[[ Entries supplied open ]]

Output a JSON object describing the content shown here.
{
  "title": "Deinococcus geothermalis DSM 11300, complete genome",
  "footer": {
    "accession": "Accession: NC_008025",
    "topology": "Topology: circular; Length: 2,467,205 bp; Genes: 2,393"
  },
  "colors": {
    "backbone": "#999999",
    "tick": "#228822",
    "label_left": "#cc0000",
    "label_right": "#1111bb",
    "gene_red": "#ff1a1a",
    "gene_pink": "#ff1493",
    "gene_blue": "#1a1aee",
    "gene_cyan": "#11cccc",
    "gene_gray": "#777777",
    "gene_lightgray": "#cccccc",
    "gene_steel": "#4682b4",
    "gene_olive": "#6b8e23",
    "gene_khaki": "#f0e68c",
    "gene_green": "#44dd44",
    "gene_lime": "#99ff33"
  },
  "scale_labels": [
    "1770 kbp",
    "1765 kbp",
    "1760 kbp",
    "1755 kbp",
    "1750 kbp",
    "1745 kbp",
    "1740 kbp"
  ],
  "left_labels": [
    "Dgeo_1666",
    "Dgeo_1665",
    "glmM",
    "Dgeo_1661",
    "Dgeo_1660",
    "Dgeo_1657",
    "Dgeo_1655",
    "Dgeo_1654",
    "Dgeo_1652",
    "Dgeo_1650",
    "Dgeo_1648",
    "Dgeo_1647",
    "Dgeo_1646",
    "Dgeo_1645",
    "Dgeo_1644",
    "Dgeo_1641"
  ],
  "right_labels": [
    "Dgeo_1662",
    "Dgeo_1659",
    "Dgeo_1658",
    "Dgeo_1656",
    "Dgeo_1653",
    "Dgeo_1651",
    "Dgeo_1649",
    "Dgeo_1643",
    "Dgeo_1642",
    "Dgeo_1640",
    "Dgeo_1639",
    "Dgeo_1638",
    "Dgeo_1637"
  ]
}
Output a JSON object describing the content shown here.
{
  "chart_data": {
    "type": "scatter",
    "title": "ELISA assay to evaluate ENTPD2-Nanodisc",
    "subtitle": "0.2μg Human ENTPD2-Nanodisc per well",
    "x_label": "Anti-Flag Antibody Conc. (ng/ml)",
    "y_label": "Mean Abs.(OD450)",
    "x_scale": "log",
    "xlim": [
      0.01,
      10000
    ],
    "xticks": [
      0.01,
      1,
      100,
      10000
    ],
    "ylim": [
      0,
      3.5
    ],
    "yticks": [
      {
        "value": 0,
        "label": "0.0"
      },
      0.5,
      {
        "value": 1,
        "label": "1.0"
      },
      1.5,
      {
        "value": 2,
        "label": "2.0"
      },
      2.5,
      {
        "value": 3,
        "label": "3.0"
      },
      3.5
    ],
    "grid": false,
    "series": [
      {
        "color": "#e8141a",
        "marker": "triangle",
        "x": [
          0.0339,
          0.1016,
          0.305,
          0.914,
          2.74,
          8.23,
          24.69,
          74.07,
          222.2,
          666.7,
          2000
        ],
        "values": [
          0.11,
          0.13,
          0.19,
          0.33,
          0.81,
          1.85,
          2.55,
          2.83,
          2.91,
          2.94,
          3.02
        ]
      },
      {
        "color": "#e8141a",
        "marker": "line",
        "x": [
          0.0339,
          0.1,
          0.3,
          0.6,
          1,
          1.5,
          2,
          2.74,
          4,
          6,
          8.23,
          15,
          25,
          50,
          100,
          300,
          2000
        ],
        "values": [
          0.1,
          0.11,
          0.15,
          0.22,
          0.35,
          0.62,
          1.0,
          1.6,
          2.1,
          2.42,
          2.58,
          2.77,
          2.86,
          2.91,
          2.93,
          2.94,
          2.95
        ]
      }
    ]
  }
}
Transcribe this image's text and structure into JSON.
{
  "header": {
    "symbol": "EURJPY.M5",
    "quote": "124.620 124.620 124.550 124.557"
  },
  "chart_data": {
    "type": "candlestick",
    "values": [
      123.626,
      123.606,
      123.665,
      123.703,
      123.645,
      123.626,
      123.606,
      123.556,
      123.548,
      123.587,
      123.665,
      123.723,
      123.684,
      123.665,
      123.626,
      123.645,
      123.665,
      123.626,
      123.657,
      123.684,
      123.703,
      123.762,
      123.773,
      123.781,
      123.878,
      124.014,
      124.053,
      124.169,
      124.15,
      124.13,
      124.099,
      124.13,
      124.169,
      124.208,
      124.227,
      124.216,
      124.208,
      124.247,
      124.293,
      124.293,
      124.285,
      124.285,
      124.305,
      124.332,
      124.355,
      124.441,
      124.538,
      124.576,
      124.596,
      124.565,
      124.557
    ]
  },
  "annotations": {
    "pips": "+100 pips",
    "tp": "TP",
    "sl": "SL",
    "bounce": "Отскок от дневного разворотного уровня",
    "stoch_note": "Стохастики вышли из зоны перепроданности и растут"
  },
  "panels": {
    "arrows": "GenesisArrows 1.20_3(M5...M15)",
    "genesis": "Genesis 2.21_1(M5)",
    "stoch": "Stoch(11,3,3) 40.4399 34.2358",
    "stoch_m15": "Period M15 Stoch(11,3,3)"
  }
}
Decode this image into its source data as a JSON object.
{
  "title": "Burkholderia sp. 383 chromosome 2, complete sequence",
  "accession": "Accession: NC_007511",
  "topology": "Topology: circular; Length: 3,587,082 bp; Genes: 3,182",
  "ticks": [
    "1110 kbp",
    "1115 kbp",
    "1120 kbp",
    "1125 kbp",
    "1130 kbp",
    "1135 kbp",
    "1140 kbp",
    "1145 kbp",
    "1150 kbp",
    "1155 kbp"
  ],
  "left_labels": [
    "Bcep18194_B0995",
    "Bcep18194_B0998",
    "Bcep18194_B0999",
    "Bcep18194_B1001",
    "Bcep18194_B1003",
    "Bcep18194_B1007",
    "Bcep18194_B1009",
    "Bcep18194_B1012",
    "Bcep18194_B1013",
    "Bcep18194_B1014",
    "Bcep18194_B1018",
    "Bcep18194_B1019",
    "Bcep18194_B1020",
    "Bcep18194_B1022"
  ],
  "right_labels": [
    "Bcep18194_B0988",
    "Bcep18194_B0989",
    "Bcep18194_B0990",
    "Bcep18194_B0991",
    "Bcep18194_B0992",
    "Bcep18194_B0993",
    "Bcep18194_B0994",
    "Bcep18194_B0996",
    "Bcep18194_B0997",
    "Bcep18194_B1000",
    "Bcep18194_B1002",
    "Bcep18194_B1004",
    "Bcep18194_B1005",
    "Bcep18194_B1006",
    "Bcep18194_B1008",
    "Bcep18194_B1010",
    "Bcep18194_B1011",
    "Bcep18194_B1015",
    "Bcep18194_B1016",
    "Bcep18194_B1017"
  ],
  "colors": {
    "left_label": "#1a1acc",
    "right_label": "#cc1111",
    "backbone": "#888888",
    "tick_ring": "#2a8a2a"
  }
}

[[ Entries supplied closed ]]

Your objective:
Reproduce every line of the data without changing a word.

Result of this exercise:
Output a JSON object describing the content shown here.
{
  "title": "Deinococcus geothermalis DSM 11300, complete genome",
  "footer": {
    "accession": "Accession: NC_008025",
    "topology": "Topology: circular; Length: 2,467,205 bp; Genes: 2,393"
  },
  "colors": {
    "backbone": "#999999",
    "tick": "#228822",
    "label_left": "#cc0000",
    "label_right": "#1111bb",
    "gene_red": "#ff1a1a",
    "gene_pink": "#ff1493",
    "gene_blue": "#1a1aee",
    "gene_cyan": "#11cccc",
    "gene_gray": "#777777",
    "gene_lightgray": "#cccccc",
    "gene_steel": "#4682b4",
    "gene_olive": "#6b8e23",
    "gene_khaki": "#f0e68c",
    "gene_green": "#44dd44",
    "gene_lime": "#99ff33"
  },
  "scale_labels": [
    "1770 kbp",
    "1765 kbp",
    "1760 kbp",
    "1755 kbp",
    "1750 kbp",
    "1745 kbp",
    "1740 kbp"
  ],
  "left_labels": [
    "Dgeo_1666",
    "Dgeo_1665",
    "glmM",
    "Dgeo_1661",
    "Dgeo_1660",
    "Dgeo_1657",
    "Dgeo_1655",
    "Dgeo_1654",
    "Dgeo_1652",
    "Dgeo_1650",
    "Dgeo_1648",
    "Dgeo_1647",
    "Dgeo_1646",
    "Dgeo_1645",
    "Dgeo_1644",
    "Dgeo_1641"
  ],
  "right_labels": [
    "Dgeo_1662",
    "Dgeo_1659",
    "Dgeo_1658",
    "Dgeo_1656",
    "Dgeo_1653",
    "Dgeo_1651",
    "Dgeo_1649",
    "Dgeo_1643",
    "Dgeo_1642",
    "Dgeo_1640",
    "Dgeo_1639",
    "Dgeo_1638",
    "Dgeo_1637"
  ]
}
Output a JSON object describing the content shown here.
{
  "chart_data": {
    "type": "scatter",
    "title": "ELISA assay to evaluate ENTPD2-Nanodisc",
    "subtitle": "0.2μg Human ENTPD2-Nanodisc per well",
    "x_label": "Anti-Flag Antibody Conc. (ng/ml)",
    "y_label": "Mean Abs.(OD450)",
    "x_scale": "log",
    "xlim": [
      0.01,
      10000
    ],
    "xticks": [
      0.01,
      1,
      100,
      10000
    ],
    "ylim": [
      0,
      3.5
    ],
    "yticks": [
      {
        "value": 0,
        "label": "0.0"
      },
      0.5,
      {
        "value": 1,
        "label": "1.0"
      },
      1.5,
      {
        "value": 2,
        "label": "2.0"
      },
      2.5,
      {
        "value": 3,
        "label": "3.0"
      },
      3.5
    ],
    "grid": false,
    "series": [
      {
        "color": "#e8141a",
        "marker": "triangle",
        "x": [
          0.0339,
          0.1016,
          0.305,
          0.914,
          2.74,
          8.23,
          24.69,
          74.07,
          222.2,
          666.7,
          2000
        ],
        "values": [
          0.11,
          0.13,
          0.19,
          0.33,
          0.81,
          1.85,
          2.55,
          2.83,
          2.91,
          2.94,
          3.02
        ]
      },
      {
        "color": "#e8141a",
        "marker": "line",
        "x": [
          0.0339,
          0.1,
          0.3,
          0.6,
          1,
          1.5,
          2,
          2.74,
          4,
          6,
          8.23,
          15,
          25,
          50,
          100,
          300,
          2000
        ],
        "values": [
          0.1,
          0.11,
          0.15,
          0.22,
          0.35,
          0.62,
          1.0,
          1.6,
          2.1,
          2.42,
          2.58,
          2.77,
          2.86,
          2.91,
          2.93,
          2.94,
          2.95
        ]
      }
    ]
  }
}
Transcribe this image's text and structure into JSON.
{
  "header": {
    "symbol": "EURJPY.M5",
    "quote": "124.620 124.620 124.550 124.557"
  },
  "chart_data": {
    "type": "candlestick",
    "values": [
      123.626,
      123.606,
      123.665,
      123.703,
      123.645,
      123.626,
      123.606,
      123.556,
      123.548,
      123.587,
      123.665,
      123.723,
      123.684,
      123.665,
      123.626,
      123.645,
      123.665,
      123.626,
      123.657,
      123.684,
      123.703,
      123.762,
      123.773,
      123.781,
      123.878,
      124.014,
      124.053,
      124.169,
      124.15,
      124.13,
      124.099,
      124.13,
      124.169,
      124.208,
      124.227,
      124.216,
      124.208,
      124.247,
      124.293,
      124.293,
      124.285,
      124.285,
      124.305,
      124.332,
      124.355,
      124.441,
      124.538,
      124.576,
      124.596,
      124.565,
      124.557
    ]
  },
  "annotations": {
    "pips": "+100 pips",
    "tp": "TP",
    "sl": "SL",
    "bounce": "Отскок от дневного разворотного уровня",
    "stoch_note": "Стохастики вышли из зоны перепроданности и растут"
  },
  "panels": {
    "arrows": "GenesisArrows 1.20_3(M5...M15)",
    "genesis": "Genesis 2.21_1(M5)",
    "stoch": "Stoch(11,3,3) 40.4399 34.2358",
    "stoch_m15": "Period M15 Stoch(11,3,3)"
  }
}
Decode this image into its source data as a JSON object.
{
  "title": "Burkholderia sp. 383 chromosome 2, complete sequence",
  "accession": "Accession: NC_007511",
  "topology": "Topology: circular; Length: 3,587,082 bp; Genes: 3,182",
  "ticks": [
    "1110 kbp",
    "1115 kbp",
    "1120 kbp",
    "1125 kbp",
    "1130 kbp",
    "1135 kbp",
    "1140 kbp",
    "1145 kbp",
    "1150 kbp",
    "1155 kbp"
  ],
  "left_labels": [
    "Bcep18194_B0995",
    "Bcep18194_B0998",
    "Bcep18194_B0999",
    "Bcep18194_B1001",
    "Bcep18194_B1003",
    "Bcep18194_B1007",
    "Bcep18194_B1009",
    "Bcep18194_B1012",
    "Bcep18194_B1013",
    "Bcep18194_B1014",
    "Bcep18194_B1018",
    "Bcep18194_B1019",
    "Bcep18194_B1020",
    "Bcep18194_B1022"
  ],
  "right_labels": [
    "Bcep18194_B0988",
    "Bcep18194_B0989",
    "Bcep18194_B0990",
    "Bcep18194_B0991",
    "Bcep18194_B0992",
    "Bcep18194_B0993",
    "Bcep18194_B0994",
    "Bcep18194_B0996",
    "Bcep18194_B0997",
    "Bcep18194_B1000",
    "Bcep18194_B1002",
    "Bcep18194_B1004",
    "Bcep18194_B1005",
    "Bcep18194_B1006",
    "Bcep18194_B1008",
    "Bcep18194_B1010",
    "Bcep18194_B1011",
    "Bcep18194_B1015",
    "Bcep18194_B1016",
    "Bcep18194_B1017"
  ],
  "colors": {
    "left_label": "#1a1acc",
    "right_label": "#cc1111",
    "backbone": "#888888",
    "tick_ring": "#2a8a2a"
  }
}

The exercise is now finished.